TASK TO CARRY OUT: Copy the records from the start through the line containing "phone-line: Our phone", swapping "magnifier-icon" for "search-icon" and leaving everything else unchanged.

RECORDS PROVIDED:
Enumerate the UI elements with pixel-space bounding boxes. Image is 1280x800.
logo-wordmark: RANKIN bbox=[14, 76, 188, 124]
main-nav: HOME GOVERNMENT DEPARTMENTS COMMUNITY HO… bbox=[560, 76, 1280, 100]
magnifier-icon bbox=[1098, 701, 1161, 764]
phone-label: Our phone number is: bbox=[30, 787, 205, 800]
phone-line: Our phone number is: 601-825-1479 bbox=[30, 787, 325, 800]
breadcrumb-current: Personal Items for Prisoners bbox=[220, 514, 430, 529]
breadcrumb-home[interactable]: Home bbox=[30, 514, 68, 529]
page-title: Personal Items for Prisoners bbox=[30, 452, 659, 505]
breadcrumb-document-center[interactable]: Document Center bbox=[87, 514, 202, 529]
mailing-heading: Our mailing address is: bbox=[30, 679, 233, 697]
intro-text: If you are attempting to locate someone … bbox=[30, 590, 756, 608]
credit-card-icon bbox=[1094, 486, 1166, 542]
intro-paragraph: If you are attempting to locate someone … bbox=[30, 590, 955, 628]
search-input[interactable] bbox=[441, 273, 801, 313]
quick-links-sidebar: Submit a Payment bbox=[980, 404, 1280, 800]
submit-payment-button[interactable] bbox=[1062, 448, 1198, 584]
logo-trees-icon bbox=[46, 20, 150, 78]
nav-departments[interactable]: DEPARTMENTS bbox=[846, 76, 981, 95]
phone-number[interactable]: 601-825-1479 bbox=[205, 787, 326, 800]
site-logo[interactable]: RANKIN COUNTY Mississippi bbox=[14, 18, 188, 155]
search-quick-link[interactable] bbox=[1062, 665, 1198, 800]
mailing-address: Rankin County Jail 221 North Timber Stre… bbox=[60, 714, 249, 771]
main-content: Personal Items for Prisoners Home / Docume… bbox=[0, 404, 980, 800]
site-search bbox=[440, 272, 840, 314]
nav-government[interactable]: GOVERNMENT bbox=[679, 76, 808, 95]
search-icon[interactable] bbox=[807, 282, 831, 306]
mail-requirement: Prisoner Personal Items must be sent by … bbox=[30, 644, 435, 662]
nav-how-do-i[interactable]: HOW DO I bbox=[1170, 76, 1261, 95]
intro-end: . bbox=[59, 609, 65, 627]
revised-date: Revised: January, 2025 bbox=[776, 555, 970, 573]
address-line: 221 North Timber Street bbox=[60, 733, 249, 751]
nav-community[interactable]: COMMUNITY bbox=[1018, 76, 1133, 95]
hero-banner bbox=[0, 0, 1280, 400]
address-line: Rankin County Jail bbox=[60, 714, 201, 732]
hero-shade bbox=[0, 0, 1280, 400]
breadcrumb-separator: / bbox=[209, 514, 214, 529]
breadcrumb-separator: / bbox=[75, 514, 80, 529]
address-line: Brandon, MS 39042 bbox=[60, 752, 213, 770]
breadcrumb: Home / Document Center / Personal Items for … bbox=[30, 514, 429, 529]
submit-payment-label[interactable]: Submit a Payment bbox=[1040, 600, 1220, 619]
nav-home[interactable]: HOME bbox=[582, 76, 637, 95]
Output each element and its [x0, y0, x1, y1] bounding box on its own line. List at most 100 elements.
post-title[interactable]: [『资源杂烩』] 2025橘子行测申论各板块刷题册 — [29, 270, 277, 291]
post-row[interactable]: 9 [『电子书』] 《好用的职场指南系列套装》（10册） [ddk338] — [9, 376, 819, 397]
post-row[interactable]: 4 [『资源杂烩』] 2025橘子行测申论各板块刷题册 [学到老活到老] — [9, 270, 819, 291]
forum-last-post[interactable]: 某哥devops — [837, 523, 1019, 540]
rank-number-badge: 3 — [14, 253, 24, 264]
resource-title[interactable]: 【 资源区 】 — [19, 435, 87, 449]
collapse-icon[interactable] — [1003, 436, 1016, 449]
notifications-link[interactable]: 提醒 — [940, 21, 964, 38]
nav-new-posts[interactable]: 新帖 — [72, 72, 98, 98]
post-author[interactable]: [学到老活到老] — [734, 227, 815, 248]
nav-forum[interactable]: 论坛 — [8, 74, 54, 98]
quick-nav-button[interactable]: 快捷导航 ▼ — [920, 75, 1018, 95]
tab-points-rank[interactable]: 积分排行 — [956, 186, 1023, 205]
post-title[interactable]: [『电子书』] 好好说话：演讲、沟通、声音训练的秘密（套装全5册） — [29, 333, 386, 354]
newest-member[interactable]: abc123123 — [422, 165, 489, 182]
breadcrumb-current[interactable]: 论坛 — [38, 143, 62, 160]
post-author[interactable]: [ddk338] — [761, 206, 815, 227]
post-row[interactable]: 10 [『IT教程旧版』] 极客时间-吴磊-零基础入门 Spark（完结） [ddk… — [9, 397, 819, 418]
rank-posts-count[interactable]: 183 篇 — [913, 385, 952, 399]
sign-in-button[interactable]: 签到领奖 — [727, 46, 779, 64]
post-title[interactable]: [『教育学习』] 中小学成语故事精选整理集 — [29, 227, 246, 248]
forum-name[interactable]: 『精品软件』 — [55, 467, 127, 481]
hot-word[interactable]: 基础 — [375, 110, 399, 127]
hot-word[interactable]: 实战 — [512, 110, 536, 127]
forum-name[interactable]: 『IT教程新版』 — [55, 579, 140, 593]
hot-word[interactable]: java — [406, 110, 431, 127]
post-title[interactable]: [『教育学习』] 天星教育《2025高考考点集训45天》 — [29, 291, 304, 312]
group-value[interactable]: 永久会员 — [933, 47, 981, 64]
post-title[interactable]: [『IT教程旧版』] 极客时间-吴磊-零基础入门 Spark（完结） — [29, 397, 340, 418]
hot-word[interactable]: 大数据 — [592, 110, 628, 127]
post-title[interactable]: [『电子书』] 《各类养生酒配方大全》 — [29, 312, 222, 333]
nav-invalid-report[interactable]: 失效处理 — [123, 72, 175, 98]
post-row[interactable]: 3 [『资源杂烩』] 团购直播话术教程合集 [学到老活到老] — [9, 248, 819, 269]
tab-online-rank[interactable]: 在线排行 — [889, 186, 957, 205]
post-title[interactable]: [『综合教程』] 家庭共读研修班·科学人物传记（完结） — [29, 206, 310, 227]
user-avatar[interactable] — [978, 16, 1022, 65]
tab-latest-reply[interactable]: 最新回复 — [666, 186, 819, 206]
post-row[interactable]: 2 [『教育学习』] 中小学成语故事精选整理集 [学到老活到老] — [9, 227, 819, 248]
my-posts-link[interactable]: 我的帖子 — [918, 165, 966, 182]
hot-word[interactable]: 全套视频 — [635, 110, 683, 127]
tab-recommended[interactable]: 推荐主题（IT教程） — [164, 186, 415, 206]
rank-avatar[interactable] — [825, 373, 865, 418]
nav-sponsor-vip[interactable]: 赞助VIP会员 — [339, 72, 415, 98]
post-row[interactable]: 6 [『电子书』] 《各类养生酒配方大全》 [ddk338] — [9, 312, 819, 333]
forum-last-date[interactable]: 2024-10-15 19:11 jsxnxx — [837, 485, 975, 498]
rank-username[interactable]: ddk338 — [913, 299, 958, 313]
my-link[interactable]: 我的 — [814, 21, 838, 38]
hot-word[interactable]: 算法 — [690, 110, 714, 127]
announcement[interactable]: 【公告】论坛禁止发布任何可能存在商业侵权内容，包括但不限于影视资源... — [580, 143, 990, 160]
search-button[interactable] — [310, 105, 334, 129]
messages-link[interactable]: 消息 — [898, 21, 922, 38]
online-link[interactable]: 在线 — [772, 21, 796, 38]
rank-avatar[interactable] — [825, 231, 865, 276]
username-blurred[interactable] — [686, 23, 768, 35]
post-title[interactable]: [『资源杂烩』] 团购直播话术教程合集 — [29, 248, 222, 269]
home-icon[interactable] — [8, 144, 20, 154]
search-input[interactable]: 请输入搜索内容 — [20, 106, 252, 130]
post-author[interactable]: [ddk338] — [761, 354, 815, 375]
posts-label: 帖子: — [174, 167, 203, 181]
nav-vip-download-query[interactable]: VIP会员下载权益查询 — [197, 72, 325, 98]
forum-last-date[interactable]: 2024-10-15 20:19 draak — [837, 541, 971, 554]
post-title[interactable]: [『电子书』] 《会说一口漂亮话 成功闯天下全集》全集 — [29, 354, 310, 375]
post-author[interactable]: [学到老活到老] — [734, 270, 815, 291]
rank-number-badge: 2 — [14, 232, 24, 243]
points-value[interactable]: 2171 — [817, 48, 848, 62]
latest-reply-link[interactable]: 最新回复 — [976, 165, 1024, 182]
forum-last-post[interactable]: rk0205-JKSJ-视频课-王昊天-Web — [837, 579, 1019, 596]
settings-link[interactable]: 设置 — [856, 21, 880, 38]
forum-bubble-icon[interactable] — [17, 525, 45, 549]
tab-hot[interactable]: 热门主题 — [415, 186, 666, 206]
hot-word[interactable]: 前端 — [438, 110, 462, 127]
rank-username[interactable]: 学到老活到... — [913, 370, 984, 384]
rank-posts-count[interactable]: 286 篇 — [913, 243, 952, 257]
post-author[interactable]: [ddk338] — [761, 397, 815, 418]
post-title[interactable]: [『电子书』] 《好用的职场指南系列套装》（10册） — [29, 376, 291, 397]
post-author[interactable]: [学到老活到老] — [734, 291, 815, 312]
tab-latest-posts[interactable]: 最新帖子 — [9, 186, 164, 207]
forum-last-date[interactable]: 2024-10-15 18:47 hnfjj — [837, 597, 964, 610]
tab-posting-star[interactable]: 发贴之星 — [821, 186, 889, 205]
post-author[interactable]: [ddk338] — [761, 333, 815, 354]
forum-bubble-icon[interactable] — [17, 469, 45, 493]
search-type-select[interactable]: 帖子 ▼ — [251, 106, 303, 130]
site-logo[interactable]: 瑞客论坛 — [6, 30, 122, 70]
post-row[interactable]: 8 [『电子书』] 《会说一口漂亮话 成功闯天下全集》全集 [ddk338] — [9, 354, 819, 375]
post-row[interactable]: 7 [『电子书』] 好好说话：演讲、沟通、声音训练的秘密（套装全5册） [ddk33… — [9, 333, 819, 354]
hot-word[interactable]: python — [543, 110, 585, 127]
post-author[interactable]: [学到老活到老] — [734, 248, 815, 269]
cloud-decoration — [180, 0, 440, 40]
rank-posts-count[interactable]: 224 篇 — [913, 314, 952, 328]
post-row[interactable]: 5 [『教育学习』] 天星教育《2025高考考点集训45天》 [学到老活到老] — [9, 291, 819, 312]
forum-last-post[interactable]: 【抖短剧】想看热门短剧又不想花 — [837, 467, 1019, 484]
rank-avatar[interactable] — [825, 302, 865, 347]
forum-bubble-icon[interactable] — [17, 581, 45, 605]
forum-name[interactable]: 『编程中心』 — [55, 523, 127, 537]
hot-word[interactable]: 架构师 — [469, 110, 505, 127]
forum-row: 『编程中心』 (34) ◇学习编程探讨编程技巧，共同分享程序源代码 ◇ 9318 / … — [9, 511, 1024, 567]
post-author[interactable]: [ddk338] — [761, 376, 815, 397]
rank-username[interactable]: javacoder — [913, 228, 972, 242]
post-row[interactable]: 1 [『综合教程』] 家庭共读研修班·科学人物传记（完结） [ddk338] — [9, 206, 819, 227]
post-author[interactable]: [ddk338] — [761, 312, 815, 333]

RESPONSE:
Enumerate the UI elements with pixel-space bounding boxes. Image is 1280x800.
logo-wordmark: RANKIN bbox=[14, 76, 188, 124]
main-nav: HOME GOVERNMENT DEPARTMENTS COMMUNITY HO… bbox=[560, 76, 1280, 100]
search-icon bbox=[1098, 701, 1161, 764]
phone-label: Our phone number is: bbox=[30, 787, 205, 800]
phone-line: Our phone number is: 601-825-1479 bbox=[30, 787, 325, 800]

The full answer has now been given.